STATED TASK
Identify the lines that contain the word "time" and copy each one.

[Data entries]
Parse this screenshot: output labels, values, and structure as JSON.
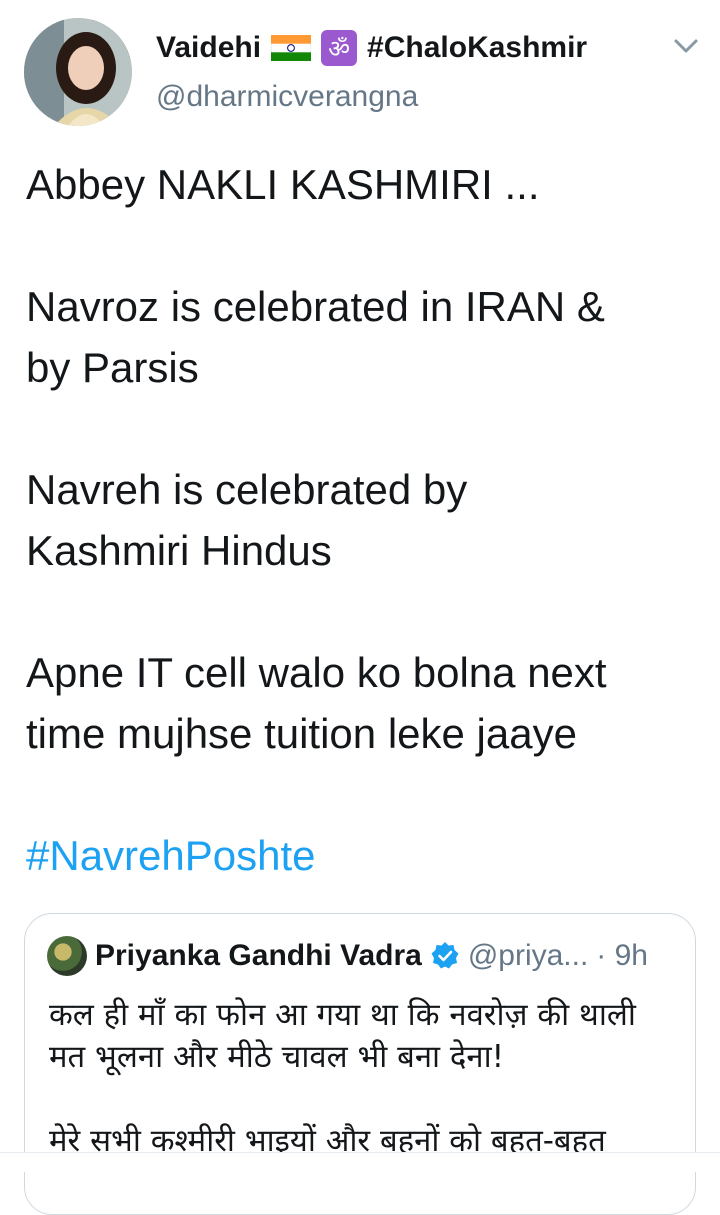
{
  "tweet": {
    "author": {
      "name": "Vaidehi",
      "hashtag": "#ChaloKashmir",
      "handle": "@dharmicverangna",
      "icons": [
        "india-flag-icon",
        "om-icon",
        "chevron-down-icon"
      ]
    },
    "lines": [
      "Abbey NAKLI KASHMIRI ...",
      "Navroz is celebrated in IRAN &",
      "by Parsis",
      "Navreh is celebrated by",
      "Kashmiri Hindus",
      "Apne IT cell walo ko bolna next",
      "time mujhse tuition leke jaaye"
    ],
    "hashtag": "#NavrehPoshte"
  },
  "quoted_tweet": {
    "name": "Priyanka Gandhi Vadra",
    "handle": "@priya...",
    "time": "· 9h",
    "lines": [
      "कल ही माँ का फोन आ गया था कि नवरोज़ की थाली",
      "मत भूलना और मीठे चावल भी बना देना!",
      "मेरे सभी कश्मीरी भाइयों और बहनों को बहुत-बहुत"
    ]
  },
  "colors": {
    "text": "#14171a",
    "secondary": "#657786",
    "link": "#1da1f2",
    "border": "#cfd9de"
  }
}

FINAL ANSWER
      "time mujhse tuition leke jaaye"
    "time": "· 9h",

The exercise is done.